* **Task**: Please write out the complete listing that follows, exactly as it reads.

* **Data for the task**:
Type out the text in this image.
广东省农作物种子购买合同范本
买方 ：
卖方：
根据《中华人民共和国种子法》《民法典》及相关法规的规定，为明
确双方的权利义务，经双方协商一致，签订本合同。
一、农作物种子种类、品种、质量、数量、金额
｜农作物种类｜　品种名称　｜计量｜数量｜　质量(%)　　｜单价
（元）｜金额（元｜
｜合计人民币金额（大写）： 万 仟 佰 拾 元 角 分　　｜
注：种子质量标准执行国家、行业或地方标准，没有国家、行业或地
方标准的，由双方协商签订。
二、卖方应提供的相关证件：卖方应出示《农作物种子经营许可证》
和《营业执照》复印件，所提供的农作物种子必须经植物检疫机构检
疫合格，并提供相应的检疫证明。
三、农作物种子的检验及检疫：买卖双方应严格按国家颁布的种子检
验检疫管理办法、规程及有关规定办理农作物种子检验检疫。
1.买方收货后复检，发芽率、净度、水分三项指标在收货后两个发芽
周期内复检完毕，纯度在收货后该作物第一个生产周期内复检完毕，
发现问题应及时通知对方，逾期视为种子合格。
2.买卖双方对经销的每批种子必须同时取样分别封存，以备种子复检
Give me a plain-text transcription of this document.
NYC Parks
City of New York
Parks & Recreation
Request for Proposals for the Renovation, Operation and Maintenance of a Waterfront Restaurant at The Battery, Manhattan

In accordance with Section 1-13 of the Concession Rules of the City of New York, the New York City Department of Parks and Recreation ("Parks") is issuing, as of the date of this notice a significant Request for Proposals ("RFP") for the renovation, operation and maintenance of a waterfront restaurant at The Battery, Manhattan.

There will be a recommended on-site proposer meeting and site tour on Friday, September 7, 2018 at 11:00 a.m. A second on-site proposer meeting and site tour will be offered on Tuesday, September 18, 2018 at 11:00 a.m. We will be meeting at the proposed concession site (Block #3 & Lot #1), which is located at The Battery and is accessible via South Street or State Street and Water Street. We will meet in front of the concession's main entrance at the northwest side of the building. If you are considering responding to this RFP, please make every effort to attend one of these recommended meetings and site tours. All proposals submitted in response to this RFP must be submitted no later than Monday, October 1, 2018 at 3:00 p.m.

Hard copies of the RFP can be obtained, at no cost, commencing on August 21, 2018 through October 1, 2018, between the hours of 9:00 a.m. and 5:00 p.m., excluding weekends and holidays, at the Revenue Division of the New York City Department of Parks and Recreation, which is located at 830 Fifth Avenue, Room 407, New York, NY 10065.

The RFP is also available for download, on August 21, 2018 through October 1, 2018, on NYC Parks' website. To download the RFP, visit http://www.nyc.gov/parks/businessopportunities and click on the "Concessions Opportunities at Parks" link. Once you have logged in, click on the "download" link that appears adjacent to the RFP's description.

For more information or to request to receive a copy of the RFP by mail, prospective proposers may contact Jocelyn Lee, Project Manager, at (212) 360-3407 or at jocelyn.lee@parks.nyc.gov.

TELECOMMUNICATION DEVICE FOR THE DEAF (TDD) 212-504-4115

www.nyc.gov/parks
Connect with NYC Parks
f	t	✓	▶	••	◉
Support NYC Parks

* **Problem solution**:
Type out the text in this image.
广东省农作物种子购买合同范本
买方 ：
卖方：
根据《中华人民共和国种子法》《民法典》及相关法规的规定，为明
确双方的权利义务，经双方协商一致，签订本合同。
一、农作物种子种类、品种、质量、数量、金额
｜农作物种类｜　品种名称　｜计量｜数量｜　质量(%)　　｜单价
（元）｜金额（元｜
｜合计人民币金额（大写）： 万 仟 佰 拾 元 角 分　　｜
注：种子质量标准执行国家、行业或地方标准，没有国家、行业或地
方标准的，由双方协商签订。
二、卖方应提供的相关证件：卖方应出示《农作物种子经营许可证》
和《营业执照》复印件，所提供的农作物种子必须经植物检疫机构检
疫合格，并提供相应的检疫证明。
三、农作物种子的检验及检疫：买卖双方应严格按国家颁布的种子检
验检疫管理办法、规程及有关规定办理农作物种子检验检疫。
1.买方收货后复检，发芽率、净度、水分三项指标在收货后两个发芽
周期内复检完毕，纯度在收货后该作物第一个生产周期内复检完毕，
发现问题应及时通知对方，逾期视为种子合格。
2.买卖双方对经销的每批种子必须同时取样分别封存，以备种子复检
Give me a plain-text transcription of this document.
NYC Parks
City of New York
Parks & Recreation
Request for Proposals for the Renovation, Operation and Maintenance of a Waterfront Restaurant at The Battery, Manhattan

In accordance with Section 1-13 of the Concession Rules of the City of New York, the New York City Department of Parks and Recreation ("Parks") is issuing, as of the date of this notice a significant Request for Proposals ("RFP") for the renovation, operation and maintenance of a waterfront restaurant at The Battery, Manhattan.

There will be a recommended on-site proposer meeting and site tour on Friday, September 7, 2018 at 11:00 a.m. A second on-site proposer meeting and site tour will be offered on Tuesday, September 18, 2018 at 11:00 a.m. We will be meeting at the proposed concession site (Block #3 & Lot #1), which is located at The Battery and is accessible via South Street or State Street and Water Street. We will meet in front of the concession's main entrance at the northwest side of the building. If you are considering responding to this RFP, please make every effort to attend one of these recommended meetings and site tours. All proposals submitted in response to this RFP must be submitted no later than Monday, October 1, 2018 at 3:00 p.m.

Hard copies of the RFP can be obtained, at no cost, commencing on August 21, 2018 through October 1, 2018, between the hours of 9:00 a.m. and 5:00 p.m., excluding weekends and holidays, at the Revenue Division of the New York City Department of Parks and Recreation, which is located at 830 Fifth Avenue, Room 407, New York, NY 10065.

The RFP is also available for download, on August 21, 2018 through October 1, 2018, on NYC Parks' website. To download the RFP, visit http://www.nyc.gov/parks/businessopportunities and click on the "Concessions Opportunities at Parks" link. Once you have logged in, click on the "download" link that appears adjacent to the RFP's description.

For more information or to request to receive a copy of the RFP by mail, prospective proposers may contact Jocelyn Lee, Project Manager, at (212) 360-3407 or at jocelyn.lee@parks.nyc.gov.

TELECOMMUNICATION DEVICE FOR THE DEAF (TDD) 212-504-4115

www.nyc.gov/parks
Connect with NYC Parks
f	t	✓	▶	••	◉
Support NYC Parks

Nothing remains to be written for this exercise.